** Start DATASET EXCERPTS **
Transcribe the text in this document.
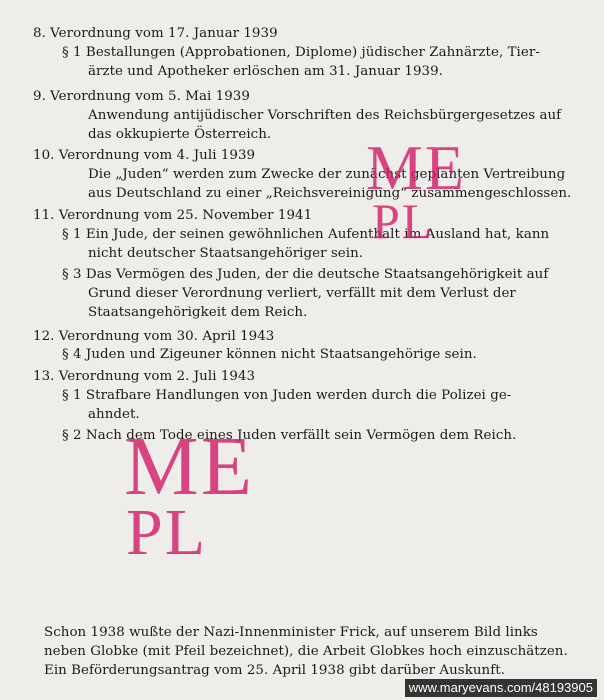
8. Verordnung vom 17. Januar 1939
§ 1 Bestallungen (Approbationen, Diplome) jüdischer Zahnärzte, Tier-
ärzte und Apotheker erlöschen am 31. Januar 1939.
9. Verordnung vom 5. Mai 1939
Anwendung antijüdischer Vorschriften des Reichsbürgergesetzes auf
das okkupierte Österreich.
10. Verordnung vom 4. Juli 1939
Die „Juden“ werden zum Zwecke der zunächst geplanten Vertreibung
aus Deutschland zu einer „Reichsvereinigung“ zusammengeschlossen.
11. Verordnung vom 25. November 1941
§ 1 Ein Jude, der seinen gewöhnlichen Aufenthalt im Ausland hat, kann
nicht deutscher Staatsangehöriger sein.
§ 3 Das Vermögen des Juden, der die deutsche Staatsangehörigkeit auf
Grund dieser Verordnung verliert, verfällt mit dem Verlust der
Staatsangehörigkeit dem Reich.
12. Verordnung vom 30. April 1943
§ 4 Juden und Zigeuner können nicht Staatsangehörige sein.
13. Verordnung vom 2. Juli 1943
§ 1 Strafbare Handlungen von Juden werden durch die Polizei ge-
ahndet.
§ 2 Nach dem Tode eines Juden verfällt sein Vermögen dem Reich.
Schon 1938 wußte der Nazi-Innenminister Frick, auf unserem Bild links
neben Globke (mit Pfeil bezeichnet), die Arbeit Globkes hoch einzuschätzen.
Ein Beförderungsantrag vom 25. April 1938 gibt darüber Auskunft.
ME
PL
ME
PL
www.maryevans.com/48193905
** End DATASET EXCERPTS **
** Start DATASET EXCERPTS **
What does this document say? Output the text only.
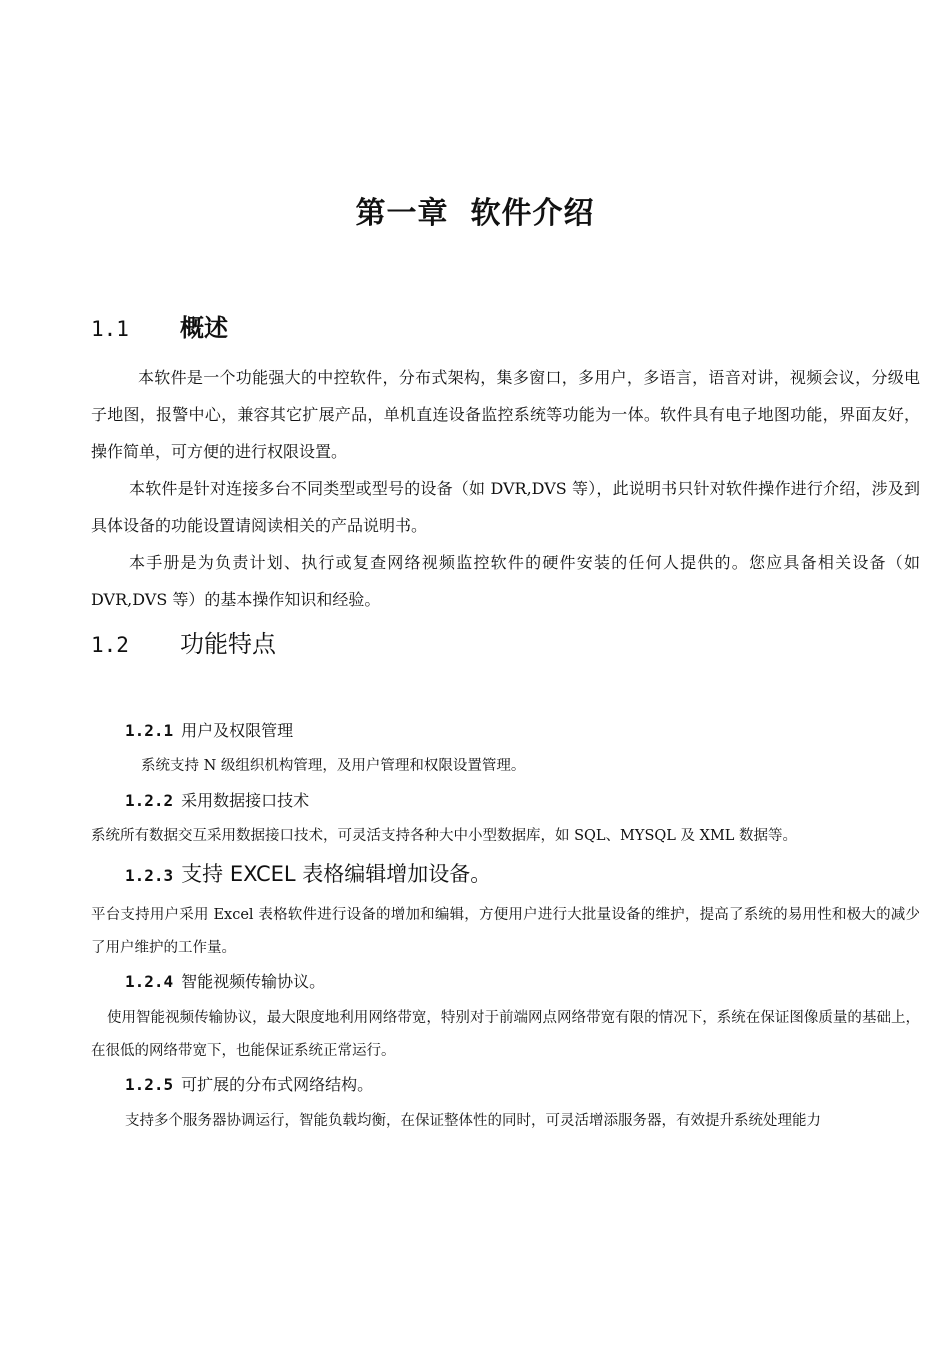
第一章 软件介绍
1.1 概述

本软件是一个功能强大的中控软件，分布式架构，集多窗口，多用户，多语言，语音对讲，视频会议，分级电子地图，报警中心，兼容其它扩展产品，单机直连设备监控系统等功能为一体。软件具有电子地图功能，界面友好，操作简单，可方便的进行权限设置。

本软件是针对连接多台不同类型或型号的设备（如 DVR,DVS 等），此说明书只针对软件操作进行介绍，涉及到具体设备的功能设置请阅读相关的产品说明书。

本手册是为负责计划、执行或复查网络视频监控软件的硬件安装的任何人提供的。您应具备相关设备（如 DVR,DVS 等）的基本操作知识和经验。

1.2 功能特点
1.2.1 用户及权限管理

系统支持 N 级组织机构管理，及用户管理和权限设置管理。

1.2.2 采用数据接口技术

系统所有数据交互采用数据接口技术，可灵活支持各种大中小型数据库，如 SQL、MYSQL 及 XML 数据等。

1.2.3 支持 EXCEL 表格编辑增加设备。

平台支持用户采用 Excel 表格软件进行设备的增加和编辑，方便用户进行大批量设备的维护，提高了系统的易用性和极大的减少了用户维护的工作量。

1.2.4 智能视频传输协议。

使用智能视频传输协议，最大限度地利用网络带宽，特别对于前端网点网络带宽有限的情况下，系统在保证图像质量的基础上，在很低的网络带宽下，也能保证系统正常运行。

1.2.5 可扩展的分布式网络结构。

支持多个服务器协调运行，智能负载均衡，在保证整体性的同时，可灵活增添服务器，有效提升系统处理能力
** End DATASET EXCERPTS **
## AIM OF THE TASK
Show the lines of the records that contain the word "werden".

## RESPONSE TO THE TASK
Die „Juden“ werden zum Zwecke der zunächst geplanten Vertreibung
§ 1 Strafbare Handlungen von Juden werden durch die Polizei ge-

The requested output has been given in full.